### What to do:
Rewrite the entries from the line with "- staticText: is" to the line with "- staticText: 3 weeks ago: [266, 172, 306, 180]", replacing "Title" with "Heading" and leaving everything else unchanged.

>> Begin

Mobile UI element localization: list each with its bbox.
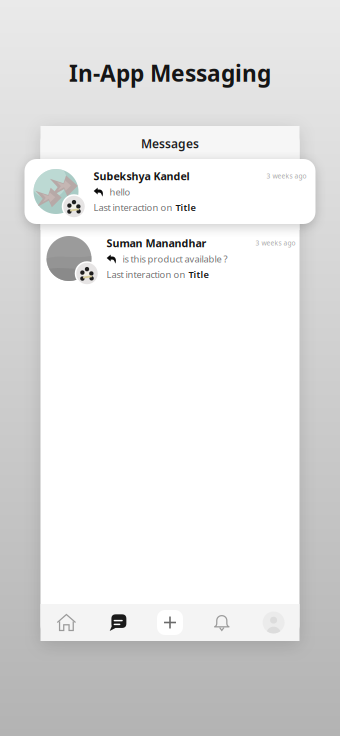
- staticText: is this product available ?: [122, 253, 228, 265]
- staticText: hello: [110, 186, 130, 198]
- button[interactable]: Profile: [248, 604, 300, 641]
- staticText: Suman Manandhar: [106, 236, 206, 250]
- staticText: Title: [176, 201, 196, 214]
- staticText: In-App Messaging: [69, 58, 271, 88]
- button[interactable]: Home: [40, 604, 92, 641]
- staticText: Title: [188, 268, 208, 281]
- button[interactable]: Suman Manandhar: [40, 230, 300, 287]
- button[interactable]: Subekshya Kandel: [24, 159, 316, 224]
- button[interactable]: New post: [144, 604, 196, 641]
- staticText: 3 weeks ago: [266, 172, 306, 180]
- button[interactable]: Messages: [92, 604, 144, 641]
- staticText: Messages: [141, 136, 199, 151]
- staticText: Subekshya Kandel: [94, 169, 190, 183]
- button[interactable]: Notifications: [196, 604, 248, 641]
- staticText: Last interaction on: [94, 201, 172, 214]
- staticText: 3 weeks ago: [256, 239, 296, 248]
- staticText: Last interaction on: [106, 268, 186, 281]
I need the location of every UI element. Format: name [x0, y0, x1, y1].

>> End

### Answer to the task:
- staticText: is this product available ?: [122, 253, 228, 265]
- staticText: hello: [110, 186, 130, 198]
- button[interactable]: Profile: [248, 604, 300, 641]
- staticText: Suman Manandhar: [106, 236, 206, 250]
- staticText: Heading: [176, 201, 196, 214]
- staticText: In-App Messaging: [69, 58, 271, 88]
- button[interactable]: Home: [40, 604, 92, 641]
- staticText: Heading: [188, 268, 208, 281]
- button[interactable]: Suman Manandhar: [40, 230, 300, 287]
- button[interactable]: Subekshya Kandel: [24, 159, 316, 224]
- button[interactable]: New post: [144, 604, 196, 641]
- staticText: 3 weeks ago: [266, 172, 306, 180]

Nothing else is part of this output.